## BEGIN

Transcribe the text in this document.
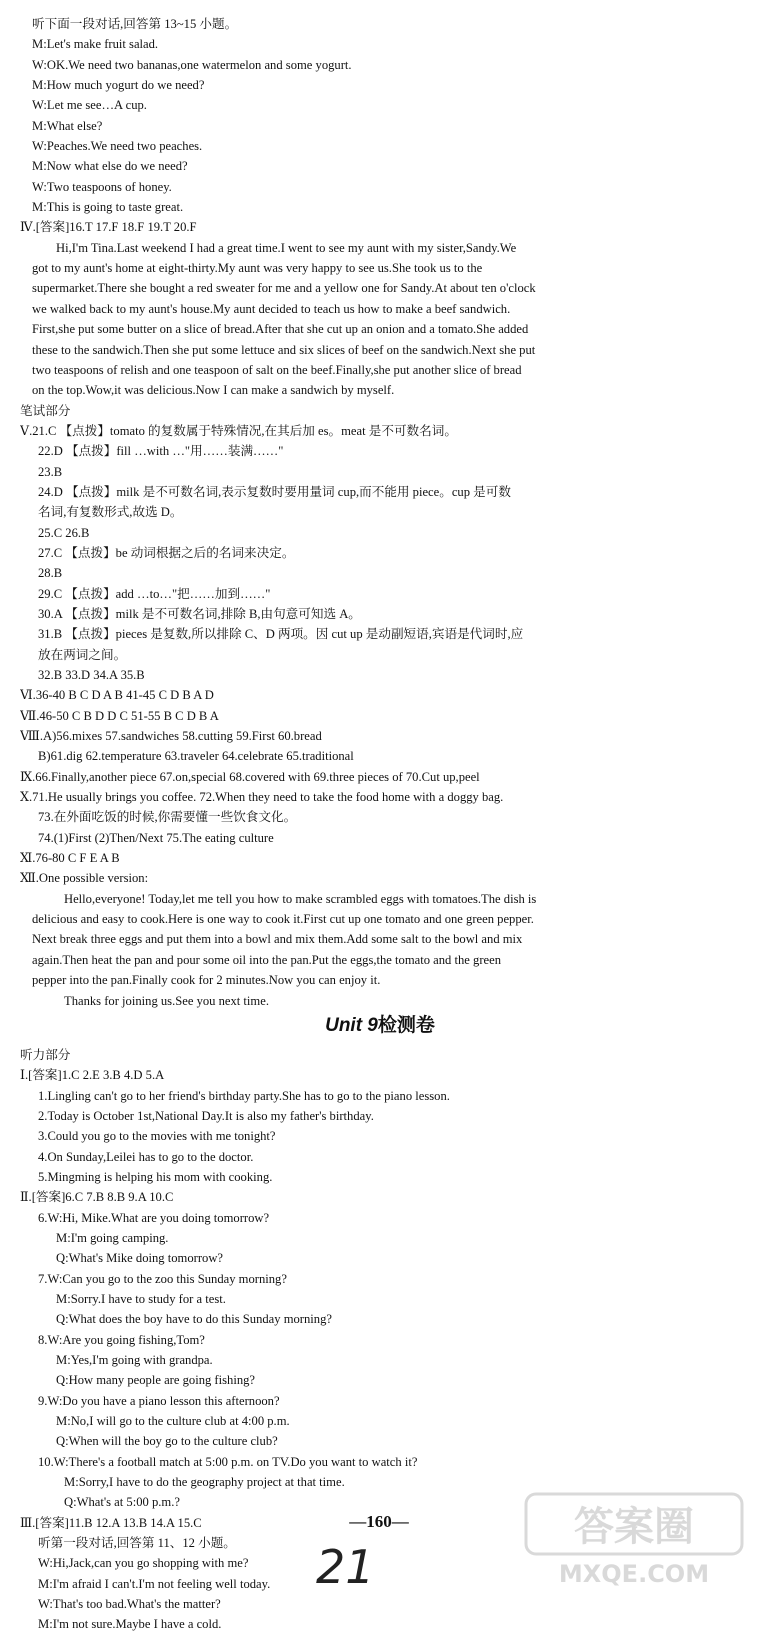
听下面一段对话,回答第 13~15 小题。
M:Let's make fruit salad.
W:OK.We need two bananas,one watermelon and some yogurt.
M:How much yogurt do we need?
W:Let me see…A cup.
M:What else?
W:Peaches.We need two peaches.
M:Now what else do we need?
W:Two teaspoons of honey.
M:This is going to taste great.
Ⅳ.[答案]16.T 17.F 18.F 19.T 20.F
Hi,I'm Tina.Last weekend I had a great time.I went to see my aunt with my sister,Sandy.We
got to my aunt's home at eight-thirty.My aunt was very happy to see us.She took us to the
supermarket.There she bought a red sweater for me and a yellow one for Sandy.At about ten o'clock
we walked back to my aunt's house.My aunt decided to teach us how to make a beef sandwich.
First,she put some butter on a slice of bread.After that she cut up an onion and a tomato.She added
these to the sandwich.Then she put some lettuce and six slices of beef on the sandwich.Next she put
two teaspoons of relish and one teaspoon of salt on the beef.Finally,she put another slice of bread
on the top.Wow,it was delicious.Now I can make a sandwich by myself.
笔试部分
Ⅴ.21.C 【点拨】tomato 的复数属于特殊情况,在其后加 es。meat 是不可数名词。
22.D 【点拨】fill …with …"用……装满……"
23.B
24.D 【点拨】milk 是不可数名词,表示复数时要用量词 cup,而不能用 piece。cup 是可数
名词,有复数形式,故选 D。
25.C 26.B
27.C 【点拨】be 动词根据之后的名词来决定。
28.B
29.C 【点拨】add …to…"把……加到……"
30.A 【点拨】milk 是不可数名词,排除 B,由句意可知选 A。
31.B 【点拨】pieces 是复数,所以排除 C、D 两项。因 cut up 是动副短语,宾语是代词时,应
放在两词之间。
32.B 33.D 34.A 35.B
Ⅵ.36-40 B C D A B 41-45 C D B A D
Ⅶ.46-50 C B D D C 51-55 B C D B A
Ⅷ.A)56.mixes 57.sandwiches 58.cutting 59.First 60.bread
B)61.dig 62.temperature 63.traveler 64.celebrate 65.traditional
Ⅸ.66.Finally,another piece 67.on,special 68.covered with 69.three pieces of 70.Cut up,peel
Ⅹ.71.He usually brings you coffee. 72.When they need to take the food home with a doggy bag.
73.在外面吃饭的时候,你需要懂一些饮食文化。
74.(1)First (2)Then/Next 75.The eating culture
Ⅺ.76-80 C F E A B
Ⅻ.One possible version:
Hello,everyone! Today,let me tell you how to make scrambled eggs with tomatoes.The dish is
delicious and easy to cook.Here is one way to cook it.First cut up one tomato and one green pepper.
Next break three eggs and put them into a bowl and mix them.Add some salt to the bowl and mix
again.Then heat the pan and pour some oil into the pan.Put the eggs,the tomato and the green
pepper into the pan.Finally cook for 2 minutes.Now you can enjoy it.
Thanks for joining us.See you next time.
Unit 9检测卷
听力部分
Ⅰ.[答案]1.C 2.E 3.B 4.D 5.A
1.Lingling can't go to her friend's birthday party.She has to go to the piano lesson.
2.Today is October 1st,National Day.It is also my father's birthday.
3.Could you go to the movies with me tonight?
4.On Sunday,Leilei has to go to the doctor.
5.Mingming is helping his mom with cooking.
Ⅱ.[答案]6.C 7.B 8.B 9.A 10.C
6.W:Hi, Mike.What are you doing tomorrow?
M:I'm going camping.
Q:What's Mike doing tomorrow?
7.W:Can you go to the zoo this Sunday morning?
M:Sorry.I have to study for a test.
Q:What does the boy have to do this Sunday morning?
8.W:Are you going fishing,Tom?
M:Yes,I'm going with grandpa.
Q:How many people are going fishing?
9.W:Do you have a piano lesson this afternoon?
M:No,I will go to the culture club at 4:00 p.m.
Q:When will the boy go to the culture club?
10.W:There's a football match at 5:00 p.m. on TV.Do you want to watch it?
M:Sorry,I have to do the geography project at that time.
Q:What's at 5:00 p.m.?
Ⅲ.[答案]11.B 12.A 13.B 14.A 15.C
听第一段对话,回答第 11、12 小题。
W:Hi,Jack,can you go shopping with me?
M:I'm afraid I can't.I'm not feeling well today.
W:That's too bad.What's the matter?
M:I'm not sure.Maybe I have a cold.
—160—
21
答案圈
MXQE.COM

## END

**TASK STATEMENT**
Copy every line of the data exactly as written, excluding the pictures.

**THE OUTPUT**
Transcribe the text in this document.
听下面一段对话,回答第 13~15 小题。
M:Let's make fruit salad.
W:OK.We need two bananas,one watermelon and some yogurt.
M:How much yogurt do we need?
W:Let me see…A cup.
M:What else?
W:Peaches.We need two peaches.
M:Now what else do we need?
W:Two teaspoons of honey.
M:This is going to taste great.
Ⅳ.[答案]16.T 17.F 18.F 19.T 20.F
Hi,I'm Tina.Last weekend I had a great time.I went to see my aunt with my sister,Sandy.We
got to my aunt's home at eight-thirty.My aunt was very happy to see us.She took us to the
supermarket.There she bought a red sweater for me and a yellow one for Sandy.At about ten o'clock
we walked back to my aunt's house.My aunt decided to teach us how to make a beef sandwich.
First,she put some butter on a slice of bread.After that she cut up an onion and a tomato.She added
these to the sandwich.Then she put some lettuce and six slices of beef on the sandwich.Next she put
two teaspoons of relish and one teaspoon of salt on the beef.Finally,she put another slice of bread
on the top.Wow,it was delicious.Now I can make a sandwich by myself.
笔试部分
Ⅴ.21.C 【点拨】tomato 的复数属于特殊情况,在其后加 es。meat 是不可数名词。
22.D 【点拨】fill …with …"用……装满……"
23.B
24.D 【点拨】milk 是不可数名词,表示复数时要用量词 cup,而不能用 piece。cup 是可数
名词,有复数形式,故选 D。
25.C 26.B
27.C 【点拨】be 动词根据之后的名词来决定。
28.B
29.C 【点拨】add …to…"把……加到……"
30.A 【点拨】milk 是不可数名词,排除 B,由句意可知选 A。
31.B 【点拨】pieces 是复数,所以排除 C、D 两项。因 cut up 是动副短语,宾语是代词时,应
放在两词之间。
32.B 33.D 34.A 35.B
Ⅵ.36-40 B C D A B 41-45 C D B A D
Ⅶ.46-50 C B D D C 51-55 B C D B A
Ⅷ.A)56.mixes 57.sandwiches 58.cutting 59.First 60.bread
B)61.dig 62.temperature 63.traveler 64.celebrate 65.traditional
Ⅸ.66.Finally,another piece 67.on,special 68.covered with 69.three pieces of 70.Cut up,peel
Ⅹ.71.He usually brings you coffee. 72.When they need to take the food home with a doggy bag.
73.在外面吃饭的时候,你需要懂一些饮食文化。
74.(1)First (2)Then/Next 75.The eating culture
Ⅺ.76-80 C F E A B
Ⅻ.One possible version:
Hello,everyone! Today,let me tell you how to make scrambled eggs with tomatoes.The dish is
delicious and easy to cook.Here is one way to cook it.First cut up one tomato and one green pepper.
Next break three eggs and put them into a bowl and mix them.Add some salt to the bowl and mix
again.Then heat the pan and pour some oil into the pan.Put the eggs,the tomato and the green
pepper into the pan.Finally cook for 2 minutes.Now you can enjoy it.
Thanks for joining us.See you next time.
Unit 9检测卷
听力部分
Ⅰ.[答案]1.C 2.E 3.B 4.D 5.A
1.Lingling can't go to her friend's birthday party.She has to go to the piano lesson.
2.Today is October 1st,National Day.It is also my father's birthday.
3.Could you go to the movies with me tonight?
4.On Sunday,Leilei has to go to the doctor.
5.Mingming is helping his mom with cooking.
Ⅱ.[答案]6.C 7.B 8.B 9.A 10.C
6.W:Hi, Mike.What are you doing tomorrow?
M:I'm going camping.
Q:What's Mike doing tomorrow?
7.W:Can you go to the zoo this Sunday morning?
M:Sorry.I have to study for a test.
Q:What does the boy have to do this Sunday morning?
8.W:Are you going fishing,Tom?
M:Yes,I'm going with grandpa.
Q:How many people are going fishing?
9.W:Do you have a piano lesson this afternoon?
M:No,I will go to the culture club at 4:00 p.m.
Q:When will the boy go to the culture club?
10.W:There's a football match at 5:00 p.m. on TV.Do you want to watch it?
M:Sorry,I have to do the geography project at that time.
Q:What's at 5:00 p.m.?
Ⅲ.[答案]11.B 12.A 13.B 14.A 15.C
听第一段对话,回答第 11、12 小题。
W:Hi,Jack,can you go shopping with me?
M:I'm afraid I can't.I'm not feeling well today.
W:That's too bad.What's the matter?
M:I'm not sure.Maybe I have a cold.
—160—
21
答案圈
MXQE.COM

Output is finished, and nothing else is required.